Reading text
※ ※ ※

I am looking forward to your patchset going into mainline. (-:

Best regards,

Anton

> Advantages:
>
> - If higher order allocations are failing then virtual compound pages
> consisting of a series of order-0 pages can stand in for those
> allocations.
>
> - "Reliability" as long as the vmalloc layer can provide virtual
> mappings.
>
> - Ability to reduce the use of vmalloc layer significantly by using
> physically contiguous memory instead of virtual contiguous memory.
> Most uses of vmalloc() can be converted to page allocator calls.
>
> - The use of physically contiguous memory instead of vmalloc may
> allow the
> use larger TLB entries thus reducing TLB pressure. Also reduces
> the need
> for page table walks.
>
> Disadvantages:
>
> - In order to use fall back the logic accessing the memory must be
> aware that the memory could be backed by a virtual mapping and take
> precautions. virt_to_page() and page_address() may not work and
> vmalloc_to_page() and vmalloc_address() (introduced through this
> patch set) may have to be called.
>
> - Virtual mappings are less efficient than physical mappings.
> Performance will drop once virtual fall back occurs.
>
> - Virtual mappings have more memory overhead. vm_area control
> structures
> page tables, page arrays etc need to be allocated and managed to
> provide
> virtual mappings.
>
> The patchset provides this functionality in stages. Stage 1 introduces
> the basic fall back mechanism necessary to replace vmalloc allocations
> with
>
> alloc_page(GFP_VFALLBACK, order, ....)

※ ※ ※

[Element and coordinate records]
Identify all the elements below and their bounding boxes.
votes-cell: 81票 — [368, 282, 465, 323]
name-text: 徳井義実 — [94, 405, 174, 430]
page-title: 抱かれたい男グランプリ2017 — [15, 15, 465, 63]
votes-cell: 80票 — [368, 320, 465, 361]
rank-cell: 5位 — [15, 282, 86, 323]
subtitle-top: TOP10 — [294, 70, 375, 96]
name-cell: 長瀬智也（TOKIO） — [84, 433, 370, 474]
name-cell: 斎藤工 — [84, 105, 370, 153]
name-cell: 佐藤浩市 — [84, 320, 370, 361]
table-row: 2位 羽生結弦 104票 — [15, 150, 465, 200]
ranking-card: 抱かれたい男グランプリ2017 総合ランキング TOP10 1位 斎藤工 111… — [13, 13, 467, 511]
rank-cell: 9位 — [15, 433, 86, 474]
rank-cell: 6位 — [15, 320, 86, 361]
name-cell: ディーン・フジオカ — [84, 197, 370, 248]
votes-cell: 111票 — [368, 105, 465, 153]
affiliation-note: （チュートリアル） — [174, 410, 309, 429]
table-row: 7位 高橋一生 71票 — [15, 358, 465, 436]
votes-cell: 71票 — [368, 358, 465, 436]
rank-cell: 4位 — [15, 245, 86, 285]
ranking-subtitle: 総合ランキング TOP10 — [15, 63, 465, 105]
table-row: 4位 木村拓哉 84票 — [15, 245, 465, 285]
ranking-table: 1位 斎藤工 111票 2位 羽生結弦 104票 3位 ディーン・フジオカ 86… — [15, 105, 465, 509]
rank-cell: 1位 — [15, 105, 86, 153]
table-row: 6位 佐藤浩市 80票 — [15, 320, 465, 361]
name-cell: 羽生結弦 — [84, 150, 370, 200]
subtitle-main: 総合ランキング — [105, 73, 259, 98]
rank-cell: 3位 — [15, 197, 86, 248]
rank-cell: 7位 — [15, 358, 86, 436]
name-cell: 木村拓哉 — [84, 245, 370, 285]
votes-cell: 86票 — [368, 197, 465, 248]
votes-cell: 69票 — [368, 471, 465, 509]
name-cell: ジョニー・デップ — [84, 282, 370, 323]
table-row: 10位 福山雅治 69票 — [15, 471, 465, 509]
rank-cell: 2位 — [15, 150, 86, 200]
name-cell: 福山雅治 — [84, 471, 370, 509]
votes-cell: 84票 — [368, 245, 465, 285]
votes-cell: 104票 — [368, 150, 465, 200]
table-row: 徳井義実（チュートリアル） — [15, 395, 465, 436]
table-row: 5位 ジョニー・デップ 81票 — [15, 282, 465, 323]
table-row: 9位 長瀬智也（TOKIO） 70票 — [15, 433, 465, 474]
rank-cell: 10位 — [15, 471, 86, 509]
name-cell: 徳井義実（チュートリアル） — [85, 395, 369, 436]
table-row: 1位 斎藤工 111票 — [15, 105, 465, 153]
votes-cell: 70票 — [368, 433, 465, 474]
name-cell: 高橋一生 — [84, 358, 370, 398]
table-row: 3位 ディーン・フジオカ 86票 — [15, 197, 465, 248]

※ ※ ※

Work instructions
1. Translate this sentence from the text on virtual compound pages into German: "Virtual mappings are less efficient than physical mappings."
2. Retype everything in the records from their first line down through the line containing "table-row: 2位 羽生結弦 104票 — [15, 150, 465, 200]", with both ends included.
The text and the records were taken from unrelated sources.

Exercise solutions
1. Virtuelle Abbildungen sind weniger effizient als physische Abbildungen.

2.
Identify all the elements below and their bounding boxes.
votes-cell: 81票 — [368, 282, 465, 323]
name-text: 徳井義実 — [94, 405, 174, 430]
page-title: 抱かれたい男グランプリ2017 — [15, 15, 465, 63]
votes-cell: 80票 — [368, 320, 465, 361]
rank-cell: 5位 — [15, 282, 86, 323]
subtitle-top: TOP10 — [294, 70, 375, 96]
name-cell: 長瀬智也（TOKIO） — [84, 433, 370, 474]
name-cell: 斎藤工 — [84, 105, 370, 153]
name-cell: 佐藤浩市 — [84, 320, 370, 361]
table-row: 2位 羽生結弦 104票 — [15, 150, 465, 200]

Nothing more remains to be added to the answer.